» **STATED GOAL**
Return each line that holds the word "zbekiston".

» **RAW RECORDS**
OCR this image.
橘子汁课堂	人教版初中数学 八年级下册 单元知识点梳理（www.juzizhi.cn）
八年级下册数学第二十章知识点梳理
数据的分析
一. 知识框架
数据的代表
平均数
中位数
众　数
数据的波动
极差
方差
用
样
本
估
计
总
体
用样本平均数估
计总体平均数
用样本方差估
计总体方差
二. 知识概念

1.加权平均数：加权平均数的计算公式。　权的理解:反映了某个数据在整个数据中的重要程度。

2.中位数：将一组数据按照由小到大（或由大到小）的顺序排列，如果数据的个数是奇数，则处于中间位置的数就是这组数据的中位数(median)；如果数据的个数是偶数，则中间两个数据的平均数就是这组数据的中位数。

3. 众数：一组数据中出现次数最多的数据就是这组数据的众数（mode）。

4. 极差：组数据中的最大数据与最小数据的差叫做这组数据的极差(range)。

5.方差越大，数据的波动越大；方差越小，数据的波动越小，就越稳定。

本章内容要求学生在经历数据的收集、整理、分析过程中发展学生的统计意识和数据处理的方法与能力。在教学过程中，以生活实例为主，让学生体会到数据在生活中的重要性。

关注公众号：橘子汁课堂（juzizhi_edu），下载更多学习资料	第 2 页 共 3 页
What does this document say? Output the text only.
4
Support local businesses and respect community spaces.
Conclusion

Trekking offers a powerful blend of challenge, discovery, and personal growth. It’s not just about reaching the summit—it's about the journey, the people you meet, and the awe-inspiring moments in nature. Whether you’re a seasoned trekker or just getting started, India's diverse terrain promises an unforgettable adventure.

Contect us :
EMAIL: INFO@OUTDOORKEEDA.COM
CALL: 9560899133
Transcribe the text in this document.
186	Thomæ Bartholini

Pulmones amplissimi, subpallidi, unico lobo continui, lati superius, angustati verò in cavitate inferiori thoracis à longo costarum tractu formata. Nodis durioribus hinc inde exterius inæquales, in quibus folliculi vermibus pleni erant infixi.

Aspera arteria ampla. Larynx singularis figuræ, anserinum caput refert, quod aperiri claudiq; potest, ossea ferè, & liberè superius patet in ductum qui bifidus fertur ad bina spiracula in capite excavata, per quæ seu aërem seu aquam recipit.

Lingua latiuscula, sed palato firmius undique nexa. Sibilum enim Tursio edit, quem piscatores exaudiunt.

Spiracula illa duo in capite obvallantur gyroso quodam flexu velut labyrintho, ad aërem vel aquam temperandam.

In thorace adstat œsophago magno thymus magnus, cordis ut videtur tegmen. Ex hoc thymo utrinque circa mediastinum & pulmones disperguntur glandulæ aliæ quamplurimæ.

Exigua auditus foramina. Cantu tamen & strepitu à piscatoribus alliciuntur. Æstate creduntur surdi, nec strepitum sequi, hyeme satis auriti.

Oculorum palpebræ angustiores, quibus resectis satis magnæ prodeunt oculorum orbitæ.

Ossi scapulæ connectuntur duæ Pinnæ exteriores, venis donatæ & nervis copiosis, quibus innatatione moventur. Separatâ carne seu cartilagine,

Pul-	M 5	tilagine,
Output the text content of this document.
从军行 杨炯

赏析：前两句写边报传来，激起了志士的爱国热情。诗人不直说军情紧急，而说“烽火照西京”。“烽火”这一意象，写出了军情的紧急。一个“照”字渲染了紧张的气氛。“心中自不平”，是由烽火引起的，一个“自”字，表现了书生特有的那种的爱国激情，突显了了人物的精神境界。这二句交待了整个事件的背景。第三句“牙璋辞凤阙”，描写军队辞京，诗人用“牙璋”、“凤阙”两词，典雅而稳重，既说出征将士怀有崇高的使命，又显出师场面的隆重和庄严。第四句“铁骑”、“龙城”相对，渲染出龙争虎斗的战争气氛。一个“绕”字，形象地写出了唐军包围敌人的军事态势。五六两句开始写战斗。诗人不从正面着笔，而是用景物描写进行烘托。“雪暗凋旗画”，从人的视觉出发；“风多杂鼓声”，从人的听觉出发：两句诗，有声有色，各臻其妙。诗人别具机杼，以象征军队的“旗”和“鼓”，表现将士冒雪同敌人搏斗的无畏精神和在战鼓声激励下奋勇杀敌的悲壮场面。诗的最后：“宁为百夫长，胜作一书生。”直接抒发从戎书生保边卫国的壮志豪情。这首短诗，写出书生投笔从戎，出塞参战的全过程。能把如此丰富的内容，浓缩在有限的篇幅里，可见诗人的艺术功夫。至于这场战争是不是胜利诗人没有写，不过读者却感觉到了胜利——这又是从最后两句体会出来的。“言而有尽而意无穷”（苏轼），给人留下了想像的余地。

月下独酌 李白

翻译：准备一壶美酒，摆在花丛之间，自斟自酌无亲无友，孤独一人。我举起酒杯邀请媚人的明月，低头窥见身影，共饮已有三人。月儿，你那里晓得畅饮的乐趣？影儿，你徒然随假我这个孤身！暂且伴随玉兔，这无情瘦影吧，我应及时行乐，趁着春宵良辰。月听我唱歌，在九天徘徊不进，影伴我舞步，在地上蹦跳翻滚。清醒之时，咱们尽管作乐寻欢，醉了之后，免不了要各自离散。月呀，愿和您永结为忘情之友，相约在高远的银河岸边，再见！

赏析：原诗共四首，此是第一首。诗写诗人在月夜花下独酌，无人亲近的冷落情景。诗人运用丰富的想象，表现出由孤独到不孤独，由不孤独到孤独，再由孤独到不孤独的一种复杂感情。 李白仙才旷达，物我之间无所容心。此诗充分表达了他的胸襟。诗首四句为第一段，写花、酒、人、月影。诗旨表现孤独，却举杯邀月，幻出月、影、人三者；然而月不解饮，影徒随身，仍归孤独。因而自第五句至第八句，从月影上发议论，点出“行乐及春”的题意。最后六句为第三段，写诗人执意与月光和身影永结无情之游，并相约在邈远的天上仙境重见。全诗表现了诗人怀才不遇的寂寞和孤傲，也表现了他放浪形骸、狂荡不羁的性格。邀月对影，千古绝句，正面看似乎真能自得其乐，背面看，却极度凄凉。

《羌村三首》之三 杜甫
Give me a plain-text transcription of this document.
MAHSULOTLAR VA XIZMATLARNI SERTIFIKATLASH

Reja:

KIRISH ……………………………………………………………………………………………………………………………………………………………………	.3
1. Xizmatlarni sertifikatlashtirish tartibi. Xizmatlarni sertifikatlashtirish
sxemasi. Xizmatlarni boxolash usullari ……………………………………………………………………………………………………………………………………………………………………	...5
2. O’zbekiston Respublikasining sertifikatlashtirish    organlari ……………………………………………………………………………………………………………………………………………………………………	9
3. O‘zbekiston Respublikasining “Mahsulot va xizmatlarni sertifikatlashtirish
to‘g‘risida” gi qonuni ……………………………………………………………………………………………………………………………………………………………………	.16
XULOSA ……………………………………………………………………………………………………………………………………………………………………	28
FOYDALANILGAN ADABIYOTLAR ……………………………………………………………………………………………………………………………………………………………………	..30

» **THE REPLY**
2. O’zbekiston Respublikasining sertifikatlashtirish    organlari ……………………………………………………………………………………………………………………………………………………………………	9
3. O‘zbekiston Respublikasining “Mahsulot va xizmatlarni sertifikatlashtirish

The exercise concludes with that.